Provided information ▸
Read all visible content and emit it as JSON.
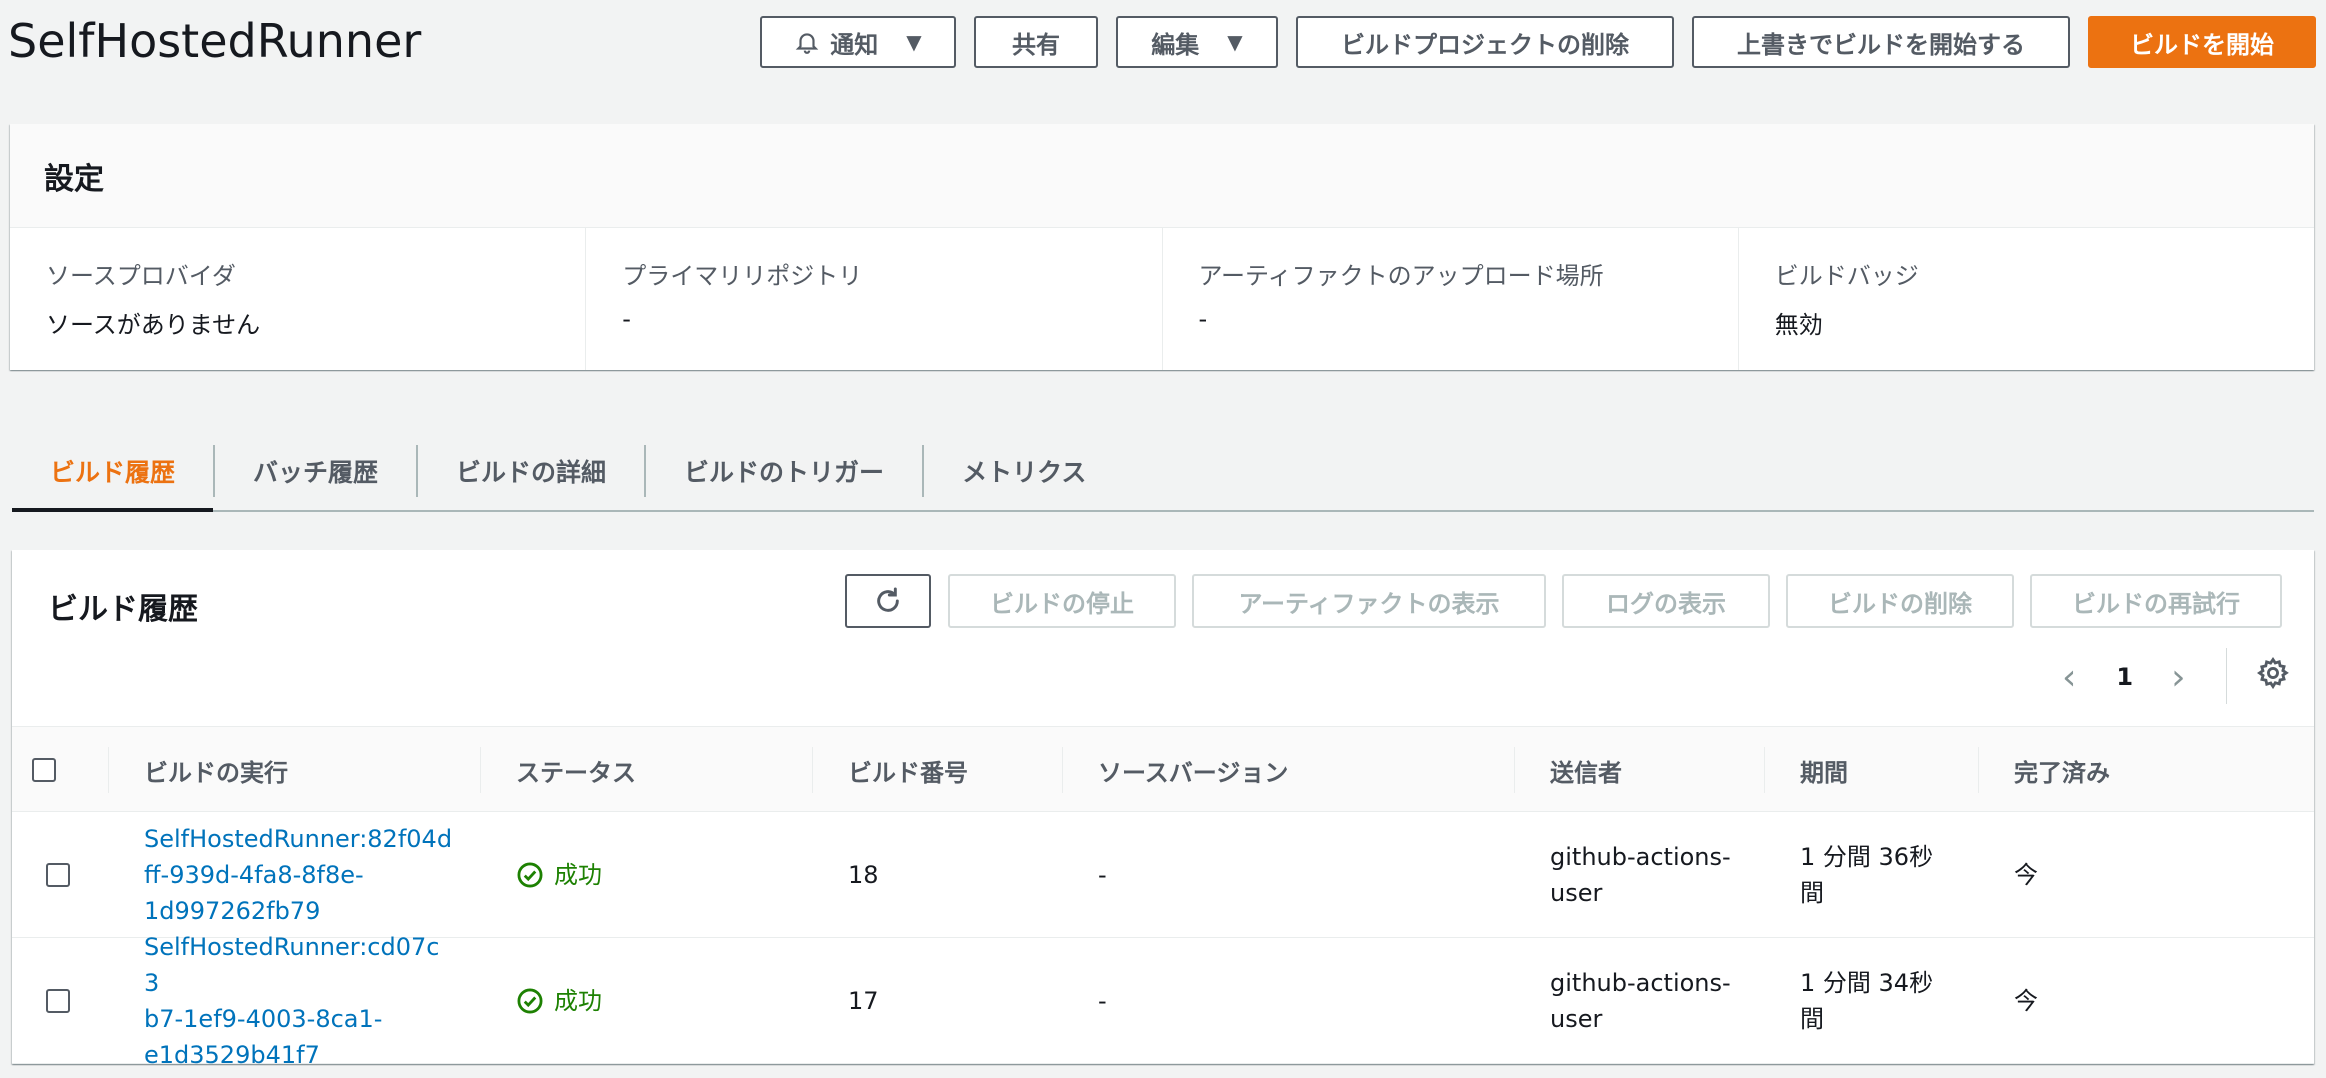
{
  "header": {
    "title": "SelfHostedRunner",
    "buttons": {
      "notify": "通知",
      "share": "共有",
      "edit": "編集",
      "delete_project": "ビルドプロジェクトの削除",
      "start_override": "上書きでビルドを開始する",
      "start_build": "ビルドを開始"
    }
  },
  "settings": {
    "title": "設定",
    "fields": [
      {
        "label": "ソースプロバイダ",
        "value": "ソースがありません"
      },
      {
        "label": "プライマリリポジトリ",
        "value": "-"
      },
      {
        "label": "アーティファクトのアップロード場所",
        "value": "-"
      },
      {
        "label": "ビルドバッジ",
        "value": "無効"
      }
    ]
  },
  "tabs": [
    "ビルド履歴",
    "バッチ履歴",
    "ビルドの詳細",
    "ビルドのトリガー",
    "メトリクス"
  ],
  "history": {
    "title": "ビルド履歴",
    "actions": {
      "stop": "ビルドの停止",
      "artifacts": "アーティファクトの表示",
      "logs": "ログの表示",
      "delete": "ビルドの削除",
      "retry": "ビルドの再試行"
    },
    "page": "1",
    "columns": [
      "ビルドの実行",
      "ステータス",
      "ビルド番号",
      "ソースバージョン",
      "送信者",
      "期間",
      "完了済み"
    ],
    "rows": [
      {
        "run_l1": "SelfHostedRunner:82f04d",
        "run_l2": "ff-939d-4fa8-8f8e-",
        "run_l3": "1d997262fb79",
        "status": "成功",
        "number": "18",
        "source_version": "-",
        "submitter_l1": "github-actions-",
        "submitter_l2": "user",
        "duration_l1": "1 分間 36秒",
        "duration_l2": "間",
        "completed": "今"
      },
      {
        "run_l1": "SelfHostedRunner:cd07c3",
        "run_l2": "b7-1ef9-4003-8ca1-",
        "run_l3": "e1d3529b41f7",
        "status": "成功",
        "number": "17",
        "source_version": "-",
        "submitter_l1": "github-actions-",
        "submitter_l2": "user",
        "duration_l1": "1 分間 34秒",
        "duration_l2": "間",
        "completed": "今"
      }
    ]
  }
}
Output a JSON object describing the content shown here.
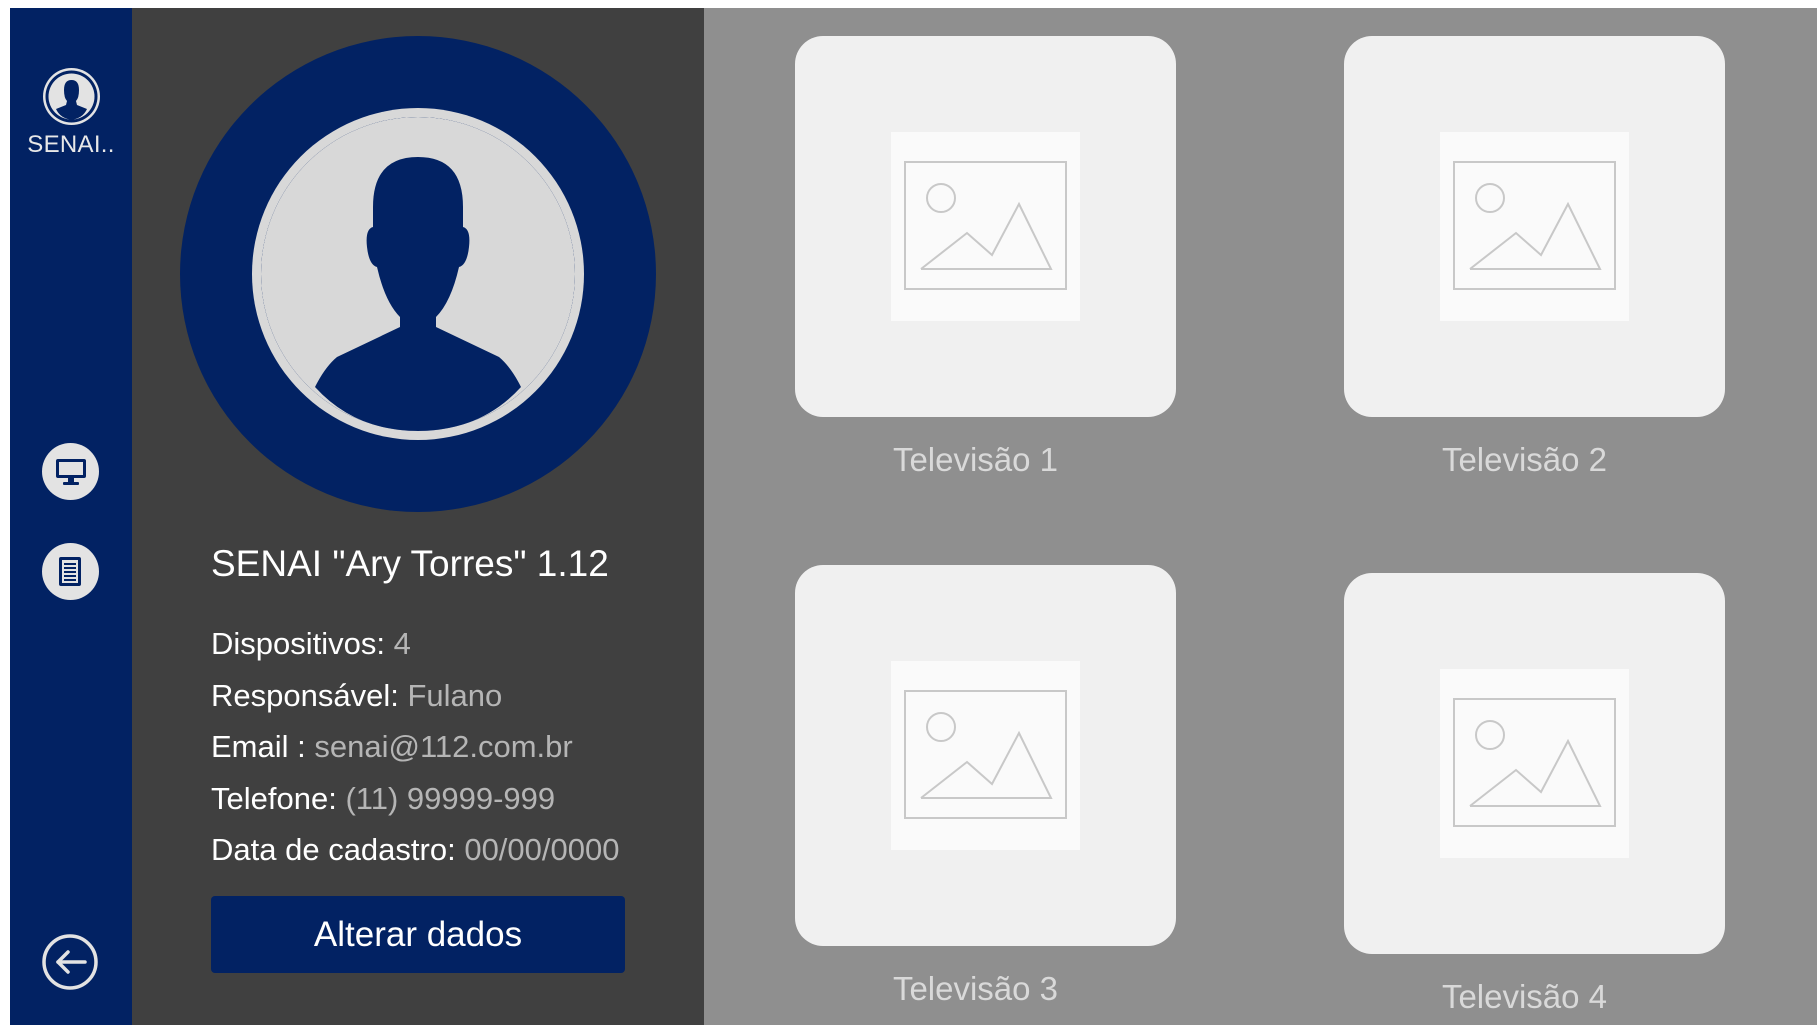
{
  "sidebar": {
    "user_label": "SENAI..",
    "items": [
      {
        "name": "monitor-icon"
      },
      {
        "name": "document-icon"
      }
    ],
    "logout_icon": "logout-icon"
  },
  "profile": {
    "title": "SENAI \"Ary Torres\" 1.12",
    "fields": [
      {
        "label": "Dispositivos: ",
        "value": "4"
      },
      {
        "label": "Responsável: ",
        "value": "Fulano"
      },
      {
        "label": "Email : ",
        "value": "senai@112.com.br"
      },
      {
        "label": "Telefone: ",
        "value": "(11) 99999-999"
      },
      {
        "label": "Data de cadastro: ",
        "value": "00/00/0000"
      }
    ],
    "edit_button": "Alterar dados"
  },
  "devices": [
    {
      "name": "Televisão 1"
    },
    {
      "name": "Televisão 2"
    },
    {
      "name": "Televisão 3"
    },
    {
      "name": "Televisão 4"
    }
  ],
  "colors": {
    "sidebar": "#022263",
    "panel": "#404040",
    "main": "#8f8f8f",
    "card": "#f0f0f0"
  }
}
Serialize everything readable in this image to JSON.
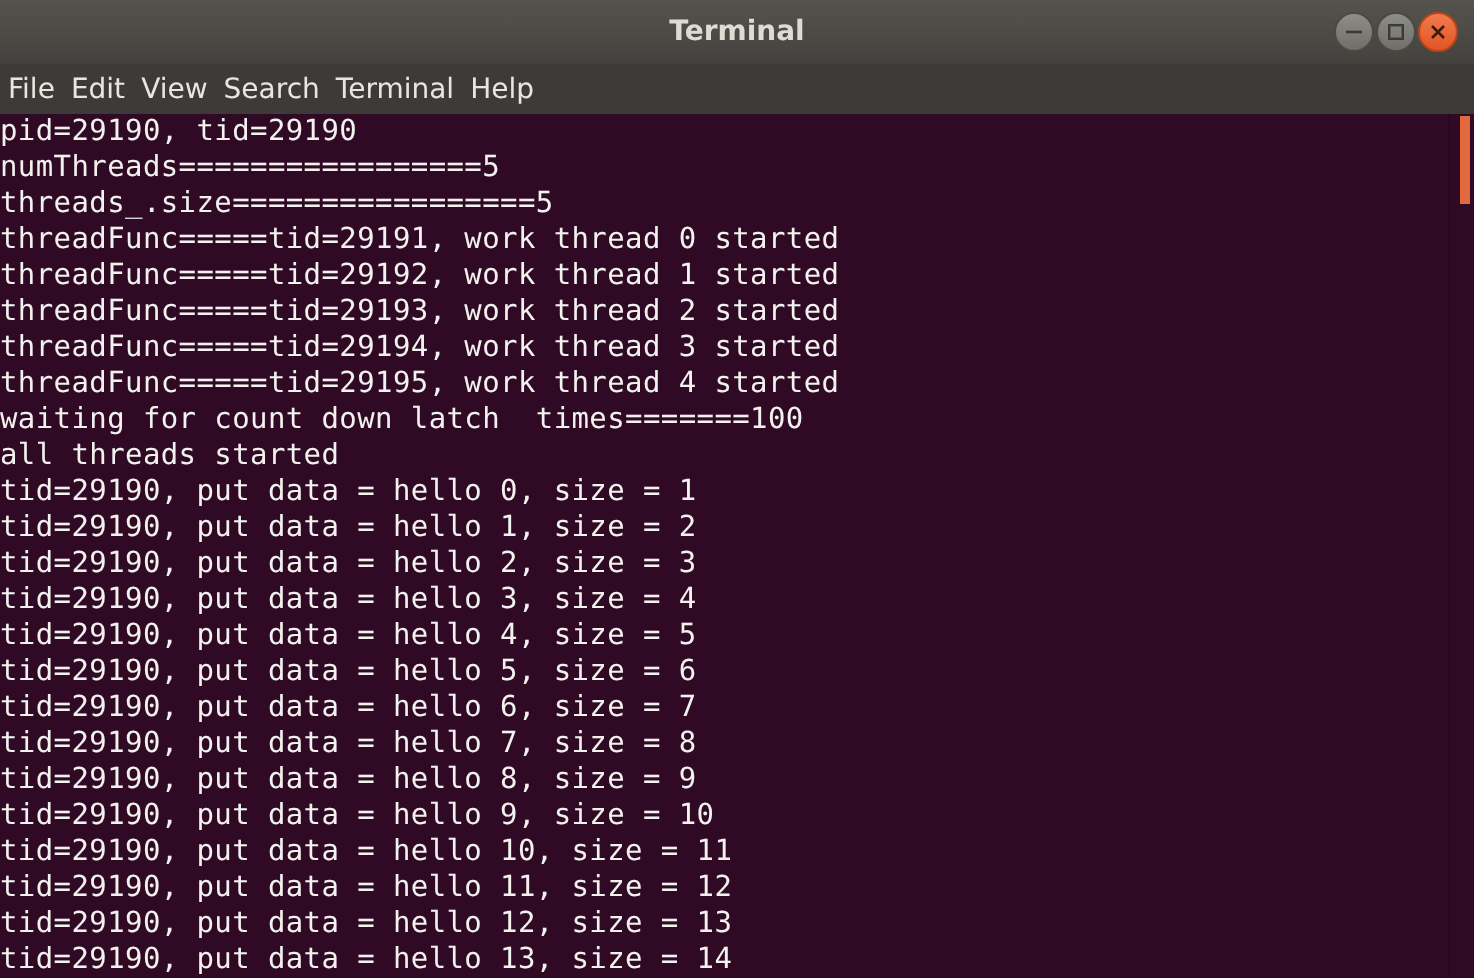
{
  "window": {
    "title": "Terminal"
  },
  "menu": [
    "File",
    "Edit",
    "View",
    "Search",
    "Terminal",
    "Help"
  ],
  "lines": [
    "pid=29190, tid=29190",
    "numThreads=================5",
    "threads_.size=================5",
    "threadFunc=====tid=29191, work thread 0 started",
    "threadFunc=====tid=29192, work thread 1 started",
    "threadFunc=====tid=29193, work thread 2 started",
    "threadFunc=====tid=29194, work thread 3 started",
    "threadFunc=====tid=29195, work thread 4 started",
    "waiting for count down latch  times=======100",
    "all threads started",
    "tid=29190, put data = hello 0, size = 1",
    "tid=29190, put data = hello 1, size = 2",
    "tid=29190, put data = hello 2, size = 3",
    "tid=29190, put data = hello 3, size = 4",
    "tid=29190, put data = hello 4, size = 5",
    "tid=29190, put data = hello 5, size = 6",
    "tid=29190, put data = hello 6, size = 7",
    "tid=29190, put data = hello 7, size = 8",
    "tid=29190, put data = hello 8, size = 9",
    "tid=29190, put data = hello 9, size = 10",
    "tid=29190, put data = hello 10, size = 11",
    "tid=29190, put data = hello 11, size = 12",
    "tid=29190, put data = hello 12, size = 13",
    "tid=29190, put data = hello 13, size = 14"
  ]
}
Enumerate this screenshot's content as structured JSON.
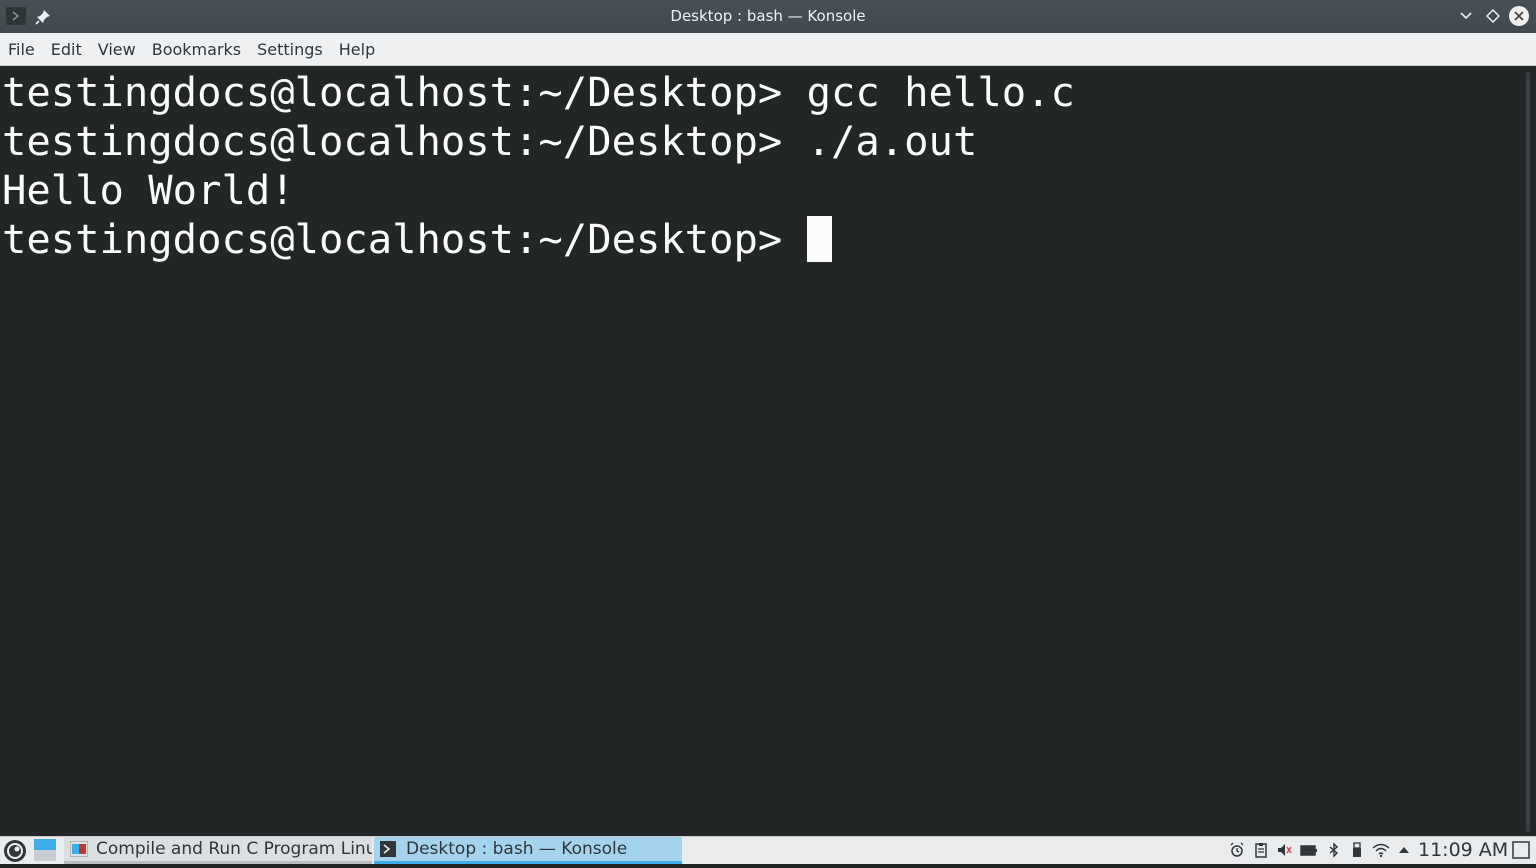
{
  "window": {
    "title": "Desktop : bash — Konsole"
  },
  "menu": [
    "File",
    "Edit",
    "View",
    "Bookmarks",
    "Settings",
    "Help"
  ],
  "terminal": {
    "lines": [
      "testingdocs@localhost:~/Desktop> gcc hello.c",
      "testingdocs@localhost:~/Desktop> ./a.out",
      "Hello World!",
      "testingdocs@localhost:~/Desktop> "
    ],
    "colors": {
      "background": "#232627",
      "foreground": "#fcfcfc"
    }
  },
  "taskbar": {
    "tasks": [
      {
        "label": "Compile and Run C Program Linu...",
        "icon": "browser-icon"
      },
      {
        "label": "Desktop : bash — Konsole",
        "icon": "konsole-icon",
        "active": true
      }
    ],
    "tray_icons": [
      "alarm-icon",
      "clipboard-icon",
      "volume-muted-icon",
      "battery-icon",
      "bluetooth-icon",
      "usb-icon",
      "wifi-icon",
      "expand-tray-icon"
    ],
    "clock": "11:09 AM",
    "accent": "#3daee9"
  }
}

Written exercise ▸ Tally the lines in the entries above that hold the word "work". Reply with nothing but that count.

Output for this task ▸ 5